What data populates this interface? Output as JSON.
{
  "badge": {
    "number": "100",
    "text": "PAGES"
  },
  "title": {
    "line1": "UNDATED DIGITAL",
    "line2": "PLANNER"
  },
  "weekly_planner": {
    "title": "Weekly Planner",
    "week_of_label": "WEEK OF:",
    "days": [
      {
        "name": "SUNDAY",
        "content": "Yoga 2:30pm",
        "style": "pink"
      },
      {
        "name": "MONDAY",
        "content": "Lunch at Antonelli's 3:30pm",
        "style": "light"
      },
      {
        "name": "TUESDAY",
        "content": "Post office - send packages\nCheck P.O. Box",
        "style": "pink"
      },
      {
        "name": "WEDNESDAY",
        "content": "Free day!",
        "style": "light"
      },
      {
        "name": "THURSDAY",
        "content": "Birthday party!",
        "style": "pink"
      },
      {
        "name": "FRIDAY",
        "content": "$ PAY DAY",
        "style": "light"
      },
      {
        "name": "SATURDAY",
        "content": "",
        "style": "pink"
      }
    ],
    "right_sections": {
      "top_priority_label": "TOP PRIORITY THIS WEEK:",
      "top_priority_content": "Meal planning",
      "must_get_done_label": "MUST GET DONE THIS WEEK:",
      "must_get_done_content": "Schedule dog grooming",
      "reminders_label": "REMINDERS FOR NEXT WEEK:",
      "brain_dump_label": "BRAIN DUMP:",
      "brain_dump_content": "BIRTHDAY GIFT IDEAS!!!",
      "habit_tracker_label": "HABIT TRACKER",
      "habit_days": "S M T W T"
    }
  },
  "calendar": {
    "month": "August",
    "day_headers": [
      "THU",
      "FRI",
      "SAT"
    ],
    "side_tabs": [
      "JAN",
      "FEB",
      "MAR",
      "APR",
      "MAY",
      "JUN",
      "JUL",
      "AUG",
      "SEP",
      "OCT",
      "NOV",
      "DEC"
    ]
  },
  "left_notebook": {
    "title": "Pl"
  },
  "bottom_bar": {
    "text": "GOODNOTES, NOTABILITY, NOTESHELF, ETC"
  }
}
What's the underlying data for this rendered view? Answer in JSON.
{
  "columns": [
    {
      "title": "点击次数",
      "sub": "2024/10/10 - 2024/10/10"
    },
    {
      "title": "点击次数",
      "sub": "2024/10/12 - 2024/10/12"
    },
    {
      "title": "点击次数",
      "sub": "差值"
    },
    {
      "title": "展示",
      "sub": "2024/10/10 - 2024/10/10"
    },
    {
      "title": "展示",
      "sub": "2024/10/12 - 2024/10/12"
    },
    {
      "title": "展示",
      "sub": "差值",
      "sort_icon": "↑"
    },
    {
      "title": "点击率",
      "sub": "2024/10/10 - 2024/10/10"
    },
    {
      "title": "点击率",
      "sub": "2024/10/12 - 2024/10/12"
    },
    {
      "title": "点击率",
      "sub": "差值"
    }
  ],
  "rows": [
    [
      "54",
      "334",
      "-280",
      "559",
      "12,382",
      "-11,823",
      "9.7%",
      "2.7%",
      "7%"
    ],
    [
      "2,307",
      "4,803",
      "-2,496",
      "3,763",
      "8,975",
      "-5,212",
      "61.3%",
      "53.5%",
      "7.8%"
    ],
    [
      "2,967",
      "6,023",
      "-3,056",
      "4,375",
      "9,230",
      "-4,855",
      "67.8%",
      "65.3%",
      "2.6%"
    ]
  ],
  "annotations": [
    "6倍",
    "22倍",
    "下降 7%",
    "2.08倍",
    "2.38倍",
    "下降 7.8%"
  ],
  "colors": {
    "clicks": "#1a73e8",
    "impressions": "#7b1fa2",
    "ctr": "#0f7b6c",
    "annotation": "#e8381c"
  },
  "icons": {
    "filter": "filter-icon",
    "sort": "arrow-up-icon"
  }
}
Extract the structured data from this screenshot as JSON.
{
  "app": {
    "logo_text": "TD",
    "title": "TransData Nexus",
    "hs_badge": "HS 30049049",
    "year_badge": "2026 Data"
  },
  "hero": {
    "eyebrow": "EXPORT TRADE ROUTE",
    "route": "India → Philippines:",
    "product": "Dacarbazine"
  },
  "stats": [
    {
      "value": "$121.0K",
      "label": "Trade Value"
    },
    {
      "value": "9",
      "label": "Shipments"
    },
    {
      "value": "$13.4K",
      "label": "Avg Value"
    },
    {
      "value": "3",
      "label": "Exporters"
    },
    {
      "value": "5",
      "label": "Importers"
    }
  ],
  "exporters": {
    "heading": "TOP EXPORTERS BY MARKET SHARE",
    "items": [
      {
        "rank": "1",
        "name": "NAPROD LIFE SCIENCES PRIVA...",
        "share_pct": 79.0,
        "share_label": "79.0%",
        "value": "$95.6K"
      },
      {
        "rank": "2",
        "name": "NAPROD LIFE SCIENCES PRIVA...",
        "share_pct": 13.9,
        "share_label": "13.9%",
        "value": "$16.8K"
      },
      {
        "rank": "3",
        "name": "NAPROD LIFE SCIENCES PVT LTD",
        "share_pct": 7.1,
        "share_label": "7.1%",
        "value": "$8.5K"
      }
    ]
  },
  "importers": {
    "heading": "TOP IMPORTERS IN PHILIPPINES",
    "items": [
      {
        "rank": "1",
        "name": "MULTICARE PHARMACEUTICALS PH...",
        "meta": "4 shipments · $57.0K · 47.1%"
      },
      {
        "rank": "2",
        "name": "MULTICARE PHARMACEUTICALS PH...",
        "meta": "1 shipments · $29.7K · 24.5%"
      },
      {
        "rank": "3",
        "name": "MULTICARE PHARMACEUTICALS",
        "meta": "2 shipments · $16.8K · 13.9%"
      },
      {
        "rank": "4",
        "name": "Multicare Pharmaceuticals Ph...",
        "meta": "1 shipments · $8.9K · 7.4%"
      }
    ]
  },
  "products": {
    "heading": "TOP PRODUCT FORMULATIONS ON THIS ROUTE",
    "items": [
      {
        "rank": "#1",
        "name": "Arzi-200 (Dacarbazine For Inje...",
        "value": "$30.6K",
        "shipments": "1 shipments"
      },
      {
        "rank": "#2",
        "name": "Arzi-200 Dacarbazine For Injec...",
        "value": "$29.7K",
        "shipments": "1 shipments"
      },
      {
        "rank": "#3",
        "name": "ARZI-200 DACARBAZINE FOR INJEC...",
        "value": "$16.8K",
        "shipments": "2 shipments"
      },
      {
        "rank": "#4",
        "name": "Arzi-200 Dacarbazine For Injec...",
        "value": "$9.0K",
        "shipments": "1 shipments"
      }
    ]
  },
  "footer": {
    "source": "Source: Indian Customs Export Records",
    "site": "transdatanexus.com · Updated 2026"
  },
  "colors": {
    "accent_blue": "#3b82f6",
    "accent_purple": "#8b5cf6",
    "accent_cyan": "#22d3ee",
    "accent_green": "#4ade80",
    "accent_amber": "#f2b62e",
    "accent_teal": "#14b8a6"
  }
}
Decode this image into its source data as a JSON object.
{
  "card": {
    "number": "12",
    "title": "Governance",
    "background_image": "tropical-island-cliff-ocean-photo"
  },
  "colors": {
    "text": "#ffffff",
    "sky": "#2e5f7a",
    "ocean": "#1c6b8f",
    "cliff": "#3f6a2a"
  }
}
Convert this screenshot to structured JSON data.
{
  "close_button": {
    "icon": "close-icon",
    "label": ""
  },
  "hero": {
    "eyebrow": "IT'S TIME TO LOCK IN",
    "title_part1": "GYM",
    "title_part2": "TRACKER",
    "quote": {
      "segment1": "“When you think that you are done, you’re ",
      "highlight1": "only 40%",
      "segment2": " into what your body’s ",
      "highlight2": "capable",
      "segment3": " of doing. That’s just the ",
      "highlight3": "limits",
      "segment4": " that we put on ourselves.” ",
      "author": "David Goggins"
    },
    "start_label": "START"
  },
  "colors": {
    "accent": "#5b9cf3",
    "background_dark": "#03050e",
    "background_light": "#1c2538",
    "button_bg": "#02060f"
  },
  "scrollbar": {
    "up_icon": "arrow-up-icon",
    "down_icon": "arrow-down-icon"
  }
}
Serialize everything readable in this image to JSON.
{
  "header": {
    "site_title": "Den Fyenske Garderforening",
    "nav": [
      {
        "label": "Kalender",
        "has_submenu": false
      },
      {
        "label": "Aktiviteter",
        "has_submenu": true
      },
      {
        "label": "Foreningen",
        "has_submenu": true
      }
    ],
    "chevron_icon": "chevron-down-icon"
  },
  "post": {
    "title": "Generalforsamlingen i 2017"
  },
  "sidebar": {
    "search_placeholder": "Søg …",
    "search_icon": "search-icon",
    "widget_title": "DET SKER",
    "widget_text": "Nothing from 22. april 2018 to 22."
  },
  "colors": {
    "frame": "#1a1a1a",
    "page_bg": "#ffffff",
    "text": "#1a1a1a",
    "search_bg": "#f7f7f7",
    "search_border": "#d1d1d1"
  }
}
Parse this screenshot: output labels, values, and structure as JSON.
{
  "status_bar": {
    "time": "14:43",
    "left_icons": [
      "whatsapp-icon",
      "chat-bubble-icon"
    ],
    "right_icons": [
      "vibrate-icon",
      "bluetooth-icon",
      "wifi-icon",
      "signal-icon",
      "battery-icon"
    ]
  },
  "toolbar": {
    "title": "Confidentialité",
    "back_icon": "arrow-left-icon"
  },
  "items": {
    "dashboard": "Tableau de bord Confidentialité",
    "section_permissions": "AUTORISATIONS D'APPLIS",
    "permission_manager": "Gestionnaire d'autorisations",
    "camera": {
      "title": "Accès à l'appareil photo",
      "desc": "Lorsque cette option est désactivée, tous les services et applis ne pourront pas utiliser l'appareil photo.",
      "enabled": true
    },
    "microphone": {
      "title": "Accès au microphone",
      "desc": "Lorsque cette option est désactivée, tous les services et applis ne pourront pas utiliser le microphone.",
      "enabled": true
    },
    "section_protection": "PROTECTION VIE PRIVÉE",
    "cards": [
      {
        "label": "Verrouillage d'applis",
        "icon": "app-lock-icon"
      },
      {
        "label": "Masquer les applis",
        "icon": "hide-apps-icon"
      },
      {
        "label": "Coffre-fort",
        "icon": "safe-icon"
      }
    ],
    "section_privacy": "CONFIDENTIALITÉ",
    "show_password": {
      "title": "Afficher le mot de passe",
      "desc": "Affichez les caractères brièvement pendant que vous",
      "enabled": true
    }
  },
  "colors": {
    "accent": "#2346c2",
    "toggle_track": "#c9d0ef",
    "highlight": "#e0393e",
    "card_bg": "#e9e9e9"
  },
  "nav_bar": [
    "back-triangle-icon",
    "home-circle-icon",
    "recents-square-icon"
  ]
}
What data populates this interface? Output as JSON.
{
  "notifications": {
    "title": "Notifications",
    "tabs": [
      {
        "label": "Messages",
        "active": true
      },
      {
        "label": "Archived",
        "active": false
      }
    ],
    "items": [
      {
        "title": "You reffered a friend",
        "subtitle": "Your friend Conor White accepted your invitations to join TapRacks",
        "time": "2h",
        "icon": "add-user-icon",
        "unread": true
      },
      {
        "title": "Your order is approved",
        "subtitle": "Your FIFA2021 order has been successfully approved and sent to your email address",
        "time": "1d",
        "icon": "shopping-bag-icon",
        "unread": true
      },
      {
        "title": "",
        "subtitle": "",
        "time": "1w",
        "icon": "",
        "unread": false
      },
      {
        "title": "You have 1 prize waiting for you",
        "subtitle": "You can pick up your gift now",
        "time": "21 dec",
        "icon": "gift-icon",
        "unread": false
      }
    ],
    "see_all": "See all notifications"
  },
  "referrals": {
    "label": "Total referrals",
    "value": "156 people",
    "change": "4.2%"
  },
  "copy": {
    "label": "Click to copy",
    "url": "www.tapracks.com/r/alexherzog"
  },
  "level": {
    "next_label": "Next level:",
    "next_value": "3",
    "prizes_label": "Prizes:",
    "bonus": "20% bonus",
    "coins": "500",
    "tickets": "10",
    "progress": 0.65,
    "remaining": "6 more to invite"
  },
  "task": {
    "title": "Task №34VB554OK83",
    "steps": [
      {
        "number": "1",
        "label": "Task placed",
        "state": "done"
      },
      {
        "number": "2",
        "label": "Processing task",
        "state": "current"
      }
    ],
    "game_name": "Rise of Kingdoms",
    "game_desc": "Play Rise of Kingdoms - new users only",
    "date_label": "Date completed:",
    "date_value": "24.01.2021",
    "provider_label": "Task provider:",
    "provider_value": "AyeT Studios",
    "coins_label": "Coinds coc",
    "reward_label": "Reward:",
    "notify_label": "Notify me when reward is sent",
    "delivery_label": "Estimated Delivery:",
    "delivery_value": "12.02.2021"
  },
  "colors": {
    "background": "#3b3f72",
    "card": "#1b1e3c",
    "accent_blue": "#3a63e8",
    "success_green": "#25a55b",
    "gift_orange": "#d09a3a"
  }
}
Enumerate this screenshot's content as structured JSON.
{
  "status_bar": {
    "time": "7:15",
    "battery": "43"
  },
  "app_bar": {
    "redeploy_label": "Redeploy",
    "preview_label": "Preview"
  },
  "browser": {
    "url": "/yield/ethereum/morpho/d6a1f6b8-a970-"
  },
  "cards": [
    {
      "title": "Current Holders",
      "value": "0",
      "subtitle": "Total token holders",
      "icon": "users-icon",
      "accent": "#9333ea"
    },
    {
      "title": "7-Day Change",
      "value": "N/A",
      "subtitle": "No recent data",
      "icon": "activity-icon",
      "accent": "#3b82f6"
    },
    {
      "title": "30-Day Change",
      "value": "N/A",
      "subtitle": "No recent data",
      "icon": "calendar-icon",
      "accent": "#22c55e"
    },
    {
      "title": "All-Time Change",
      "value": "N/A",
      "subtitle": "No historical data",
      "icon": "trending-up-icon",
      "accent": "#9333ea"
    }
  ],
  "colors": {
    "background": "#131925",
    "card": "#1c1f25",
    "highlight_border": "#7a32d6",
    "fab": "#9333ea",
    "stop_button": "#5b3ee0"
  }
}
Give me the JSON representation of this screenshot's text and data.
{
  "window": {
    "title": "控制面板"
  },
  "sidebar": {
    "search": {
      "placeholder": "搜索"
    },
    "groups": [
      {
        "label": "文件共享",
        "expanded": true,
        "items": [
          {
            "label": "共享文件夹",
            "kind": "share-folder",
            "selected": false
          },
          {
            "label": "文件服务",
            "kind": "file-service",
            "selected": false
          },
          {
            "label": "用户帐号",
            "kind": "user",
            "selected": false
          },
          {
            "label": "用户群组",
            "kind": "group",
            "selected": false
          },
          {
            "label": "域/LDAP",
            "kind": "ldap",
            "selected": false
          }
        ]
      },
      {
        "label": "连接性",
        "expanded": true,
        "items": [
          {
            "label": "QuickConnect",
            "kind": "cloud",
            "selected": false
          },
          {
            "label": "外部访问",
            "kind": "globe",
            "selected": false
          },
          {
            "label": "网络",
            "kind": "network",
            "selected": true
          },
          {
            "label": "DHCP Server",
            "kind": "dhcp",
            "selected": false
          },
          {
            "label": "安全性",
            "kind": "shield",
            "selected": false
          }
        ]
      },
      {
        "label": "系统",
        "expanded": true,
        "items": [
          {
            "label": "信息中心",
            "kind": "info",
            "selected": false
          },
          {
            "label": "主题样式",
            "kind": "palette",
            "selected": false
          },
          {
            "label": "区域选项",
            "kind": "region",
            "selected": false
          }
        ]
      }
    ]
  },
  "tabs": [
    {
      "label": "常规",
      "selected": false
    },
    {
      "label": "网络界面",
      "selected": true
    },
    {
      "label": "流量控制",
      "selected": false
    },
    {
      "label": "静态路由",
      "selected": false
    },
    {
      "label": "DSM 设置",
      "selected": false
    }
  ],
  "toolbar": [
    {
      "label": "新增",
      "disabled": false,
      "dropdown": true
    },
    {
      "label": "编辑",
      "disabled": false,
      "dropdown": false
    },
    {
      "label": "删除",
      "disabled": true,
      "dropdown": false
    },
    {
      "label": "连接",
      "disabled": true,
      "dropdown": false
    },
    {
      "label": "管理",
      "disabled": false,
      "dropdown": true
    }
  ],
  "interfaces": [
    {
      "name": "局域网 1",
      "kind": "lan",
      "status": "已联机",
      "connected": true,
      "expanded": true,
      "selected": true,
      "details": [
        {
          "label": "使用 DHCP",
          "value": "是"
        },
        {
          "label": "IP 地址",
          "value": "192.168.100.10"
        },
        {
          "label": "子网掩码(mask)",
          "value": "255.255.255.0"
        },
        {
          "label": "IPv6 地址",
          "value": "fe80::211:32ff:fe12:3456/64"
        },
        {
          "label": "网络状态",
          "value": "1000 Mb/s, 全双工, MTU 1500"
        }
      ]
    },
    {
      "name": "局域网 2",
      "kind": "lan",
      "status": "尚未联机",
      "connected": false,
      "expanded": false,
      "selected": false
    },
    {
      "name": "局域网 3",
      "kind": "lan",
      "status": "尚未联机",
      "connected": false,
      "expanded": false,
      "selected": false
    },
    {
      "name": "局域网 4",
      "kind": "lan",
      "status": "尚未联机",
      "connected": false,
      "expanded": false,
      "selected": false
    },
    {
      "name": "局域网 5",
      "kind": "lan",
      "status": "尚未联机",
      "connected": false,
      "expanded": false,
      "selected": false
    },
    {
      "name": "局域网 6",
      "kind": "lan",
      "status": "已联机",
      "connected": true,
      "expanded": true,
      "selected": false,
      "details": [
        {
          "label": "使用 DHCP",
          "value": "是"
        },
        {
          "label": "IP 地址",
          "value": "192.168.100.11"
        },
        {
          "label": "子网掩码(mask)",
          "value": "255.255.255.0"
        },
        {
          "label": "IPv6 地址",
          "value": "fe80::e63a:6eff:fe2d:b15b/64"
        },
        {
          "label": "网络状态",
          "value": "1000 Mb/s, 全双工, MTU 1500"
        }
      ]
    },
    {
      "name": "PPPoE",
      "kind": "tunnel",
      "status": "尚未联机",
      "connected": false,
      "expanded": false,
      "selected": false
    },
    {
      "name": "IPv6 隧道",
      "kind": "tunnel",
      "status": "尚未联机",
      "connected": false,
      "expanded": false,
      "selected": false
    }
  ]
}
==*==
*PROBLEM REQUIREMENTS*. Copy every line of the listing that contains the word "from".

*ANSWER TO THIS PROBLEM*.
Extract the structured data from this screenshot as JSON.
    "widget_text": "Nothing from 22. april 2018 to 22."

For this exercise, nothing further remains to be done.